WHAT IS BEING ASKED
Make an exact copy of the entries below with the pictures removed.

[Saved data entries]
..........
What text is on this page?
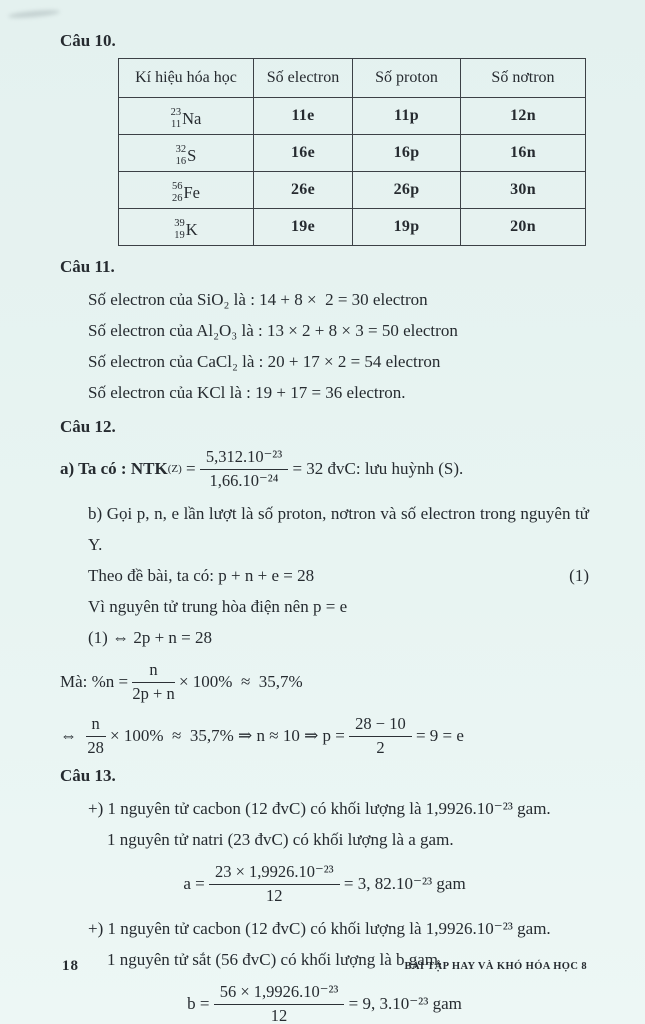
Câu 10.
Kí hiệu hóa học	Số electron	Số proton	Số nơtron

23
11 Na	11e	11p	12n

32
16 S	16e	16p	16n

56
26 Fe	26e	26p	30n

39
19 K	19e	19p	20n
Câu 11.
Số electron của SiO₂ là : 14 + 8 ×  2 = 30 electron
Số electron của Al₂O₃ là : 13 × 2 + 8 × 3 = 50 electron
Số electron của CaCl₂ là : 20 + 17 × 2 = 54 electron
Số electron của KCl là : 19 + 17 = 36 electron.
Câu 12.
a) Ta có : NTK $(Z) = \frac{\text{5,312.10⁻²³}}{\text{1,66.10⁻²⁴}} = 32$ đvC: lưu huỳnh (S).
b) Gọi p, n, e lần lượt là số proton, nơtron và số electron trong nguyên tử Y.
Theo đề bài, ta có: p + n + e = 28	(1)
Vì nguyên tử trung hòa điện nên p = e
(1) ⇔ 2p + n = 28
Mà: $\%n = \frac{n}{2p + n} \times 100\% \approx 35,7\%$
⇔ $\frac{n}{28} \times 100\% \approx 35,7\%$ ⇒ n ≈ 10 ⇒ $p = \frac{28 - 10}{2} = 9 = e$
Câu 13.
+) 1 nguyên tử cacbon (12 đvC) có khối lượng là 1,9926.10⁻²³ gam.
1 nguyên tử natri (23 đvC) có khối lượng là a gam.
$a = \frac{\text{23 × 1,9926.10⁻²³}}{12} = 3$, 82.10⁻²³ gam
+) 1 nguyên tử cacbon (12 đvC) có khối lượng là 1,9926.10⁻²³ gam.
1 nguyên tử sắt (56 đvC) có khối lượng là b gam.
$b = \frac{\text{56 × 1,9926.10⁻²³}}{12} = 9$, 3.10⁻²³ gam
18	BÀI TẬP HAY VÀ KHÓ HÓA HỌC 8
..........
TASK ANSWER
What text is on this page?
Câu 10.
Kí hiệu hóa học	Số electron	Số proton	Số nơtron

23
11 Na	11e	11p	12n

32
16 S	16e	16p	16n

56
26 Fe	26e	26p	30n

39
19 K	19e	19p	20n
Câu 11.
Số electron của SiO₂ là : 14 + 8 ×  2 = 30 electron
Số electron của Al₂O₃ là : 13 × 2 + 8 × 3 = 50 electron
Số electron của CaCl₂ là : 20 + 17 × 2 = 54 electron
Số electron của KCl là : 19 + 17 = 36 electron.
Câu 12.
a) Ta có : NTK $(Z) = \frac{\text{5,312.10⁻²³}}{\text{1,66.10⁻²⁴}} = 32$ đvC: lưu huỳnh (S).
b) Gọi p, n, e lần lượt là số proton, nơtron và số electron trong nguyên tử Y.
Theo đề bài, ta có: p + n + e = 28	(1)
Vì nguyên tử trung hòa điện nên p = e
(1) ⇔ 2p + n = 28
Mà: $\%n = \frac{n}{2p + n} \times 100\% \approx 35,7\%$
⇔ $\frac{n}{28} \times 100\% \approx 35,7\%$ ⇒ n ≈ 10 ⇒ $p = \frac{28 - 10}{2} = 9 = e$
Câu 13.
+) 1 nguyên tử cacbon (12 đvC) có khối lượng là 1,9926.10⁻²³ gam.
1 nguyên tử natri (23 đvC) có khối lượng là a gam.
$a = \frac{\text{23 × 1,9926.10⁻²³}}{12} = 3$, 82.10⁻²³ gam
+) 1 nguyên tử cacbon (12 đvC) có khối lượng là 1,9926.10⁻²³ gam.
1 nguyên tử sắt (56 đvC) có khối lượng là b gam.
$b = \frac{\text{56 × 1,9926.10⁻²³}}{12} = 9$, 3.10⁻²³ gam
18	BÀI TẬP HAY VÀ KHÓ HÓA HỌC 8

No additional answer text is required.